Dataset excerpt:
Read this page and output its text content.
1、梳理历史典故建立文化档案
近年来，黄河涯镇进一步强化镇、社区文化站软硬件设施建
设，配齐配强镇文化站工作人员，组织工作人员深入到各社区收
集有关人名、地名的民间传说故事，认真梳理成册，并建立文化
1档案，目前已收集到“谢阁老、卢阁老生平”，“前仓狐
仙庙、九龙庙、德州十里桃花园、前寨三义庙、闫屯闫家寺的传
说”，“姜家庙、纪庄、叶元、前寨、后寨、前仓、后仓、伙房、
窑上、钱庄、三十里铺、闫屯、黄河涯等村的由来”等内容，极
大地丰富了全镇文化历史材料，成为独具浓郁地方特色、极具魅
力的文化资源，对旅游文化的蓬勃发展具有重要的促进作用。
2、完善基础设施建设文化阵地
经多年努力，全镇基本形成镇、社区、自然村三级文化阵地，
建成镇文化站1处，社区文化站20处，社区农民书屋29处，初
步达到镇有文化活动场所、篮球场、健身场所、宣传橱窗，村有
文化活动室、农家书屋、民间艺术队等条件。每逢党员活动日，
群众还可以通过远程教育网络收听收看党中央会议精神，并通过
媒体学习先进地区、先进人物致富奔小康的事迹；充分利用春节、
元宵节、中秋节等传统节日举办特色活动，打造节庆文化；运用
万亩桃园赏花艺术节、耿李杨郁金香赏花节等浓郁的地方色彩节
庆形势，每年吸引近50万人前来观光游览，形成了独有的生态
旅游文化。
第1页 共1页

▸ PROBLEM REQUIREMENTS:
Repeat back the data above, exact to the last character.

▸ RESULT OF THE EXERCISE:
Read this page and output its text content.
1、梳理历史典故建立文化档案
近年来，黄河涯镇进一步强化镇、社区文化站软硬件设施建
设，配齐配强镇文化站工作人员，组织工作人员深入到各社区收
集有关人名、地名的民间传说故事，认真梳理成册，并建立文化
1档案，目前已收集到“谢阁老、卢阁老生平”，“前仓狐
仙庙、九龙庙、德州十里桃花园、前寨三义庙、闫屯闫家寺的传
说”，“姜家庙、纪庄、叶元、前寨、后寨、前仓、后仓、伙房、
窑上、钱庄、三十里铺、闫屯、黄河涯等村的由来”等内容，极
大地丰富了全镇文化历史材料，成为独具浓郁地方特色、极具魅
力的文化资源，对旅游文化的蓬勃发展具有重要的促进作用。
2、完善基础设施建设文化阵地
经多年努力，全镇基本形成镇、社区、自然村三级文化阵地，
建成镇文化站1处，社区文化站20处，社区农民书屋29处，初
步达到镇有文化活动场所、篮球场、健身场所、宣传橱窗，村有
文化活动室、农家书屋、民间艺术队等条件。每逢党员活动日，
群众还可以通过远程教育网络收听收看党中央会议精神，并通过
媒体学习先进地区、先进人物致富奔小康的事迹；充分利用春节、
元宵节、中秋节等传统节日举办特色活动，打造节庆文化；运用
万亩桃园赏花艺术节、耿李杨郁金香赏花节等浓郁的地方色彩节
庆形势，每年吸引近50万人前来观光游览，形成了独有的生态
旅游文化。
第1页 共1页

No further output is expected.